To be done: Can you find the lines of the listing that include "Capital" and copy every one?

Records provided:

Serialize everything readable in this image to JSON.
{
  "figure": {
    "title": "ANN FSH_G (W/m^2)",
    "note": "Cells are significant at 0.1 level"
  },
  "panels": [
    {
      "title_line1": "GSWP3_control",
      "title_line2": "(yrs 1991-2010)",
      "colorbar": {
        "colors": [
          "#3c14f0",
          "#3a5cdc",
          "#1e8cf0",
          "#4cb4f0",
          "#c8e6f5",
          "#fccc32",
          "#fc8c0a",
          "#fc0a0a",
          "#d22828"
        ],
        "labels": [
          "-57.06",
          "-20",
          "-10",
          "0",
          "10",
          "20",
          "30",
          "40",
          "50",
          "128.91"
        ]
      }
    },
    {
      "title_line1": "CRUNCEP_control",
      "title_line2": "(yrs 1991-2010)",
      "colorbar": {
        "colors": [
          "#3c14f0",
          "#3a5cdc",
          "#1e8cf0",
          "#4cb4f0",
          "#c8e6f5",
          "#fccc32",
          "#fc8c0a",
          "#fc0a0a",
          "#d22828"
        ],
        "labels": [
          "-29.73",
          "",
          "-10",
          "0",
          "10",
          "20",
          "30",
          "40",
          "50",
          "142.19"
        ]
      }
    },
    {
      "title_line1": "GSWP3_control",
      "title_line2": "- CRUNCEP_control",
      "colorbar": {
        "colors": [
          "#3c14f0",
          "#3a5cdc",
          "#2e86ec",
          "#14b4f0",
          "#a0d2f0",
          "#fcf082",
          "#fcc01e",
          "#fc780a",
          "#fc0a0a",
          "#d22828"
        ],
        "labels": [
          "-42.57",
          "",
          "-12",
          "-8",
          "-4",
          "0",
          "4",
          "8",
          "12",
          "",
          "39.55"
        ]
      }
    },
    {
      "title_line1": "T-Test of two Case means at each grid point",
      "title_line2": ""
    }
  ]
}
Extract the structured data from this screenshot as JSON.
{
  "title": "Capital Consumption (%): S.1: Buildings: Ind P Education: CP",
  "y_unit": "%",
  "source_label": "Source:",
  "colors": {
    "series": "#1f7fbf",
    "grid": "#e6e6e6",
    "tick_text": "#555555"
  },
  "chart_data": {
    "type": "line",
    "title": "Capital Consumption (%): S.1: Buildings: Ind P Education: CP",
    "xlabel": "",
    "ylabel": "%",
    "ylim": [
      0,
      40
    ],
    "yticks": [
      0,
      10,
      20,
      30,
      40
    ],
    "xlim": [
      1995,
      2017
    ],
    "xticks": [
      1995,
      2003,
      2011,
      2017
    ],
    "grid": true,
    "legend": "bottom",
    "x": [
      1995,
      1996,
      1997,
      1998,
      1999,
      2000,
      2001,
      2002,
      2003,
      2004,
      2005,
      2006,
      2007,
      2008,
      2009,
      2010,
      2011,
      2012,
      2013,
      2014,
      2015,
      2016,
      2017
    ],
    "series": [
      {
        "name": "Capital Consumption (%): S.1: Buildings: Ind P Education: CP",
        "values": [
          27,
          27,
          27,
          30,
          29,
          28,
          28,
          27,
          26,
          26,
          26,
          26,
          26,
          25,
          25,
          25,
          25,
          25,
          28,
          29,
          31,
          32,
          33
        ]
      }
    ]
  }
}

Finished answer:
  "title": "Capital Consumption (%): S.1: Buildings: Ind P Education: CP",
    "title": "Capital Consumption (%): S.1: Buildings: Ind P Education: CP",
        "name": "Capital Consumption (%): S.1: Buildings: Ind P Education: CP",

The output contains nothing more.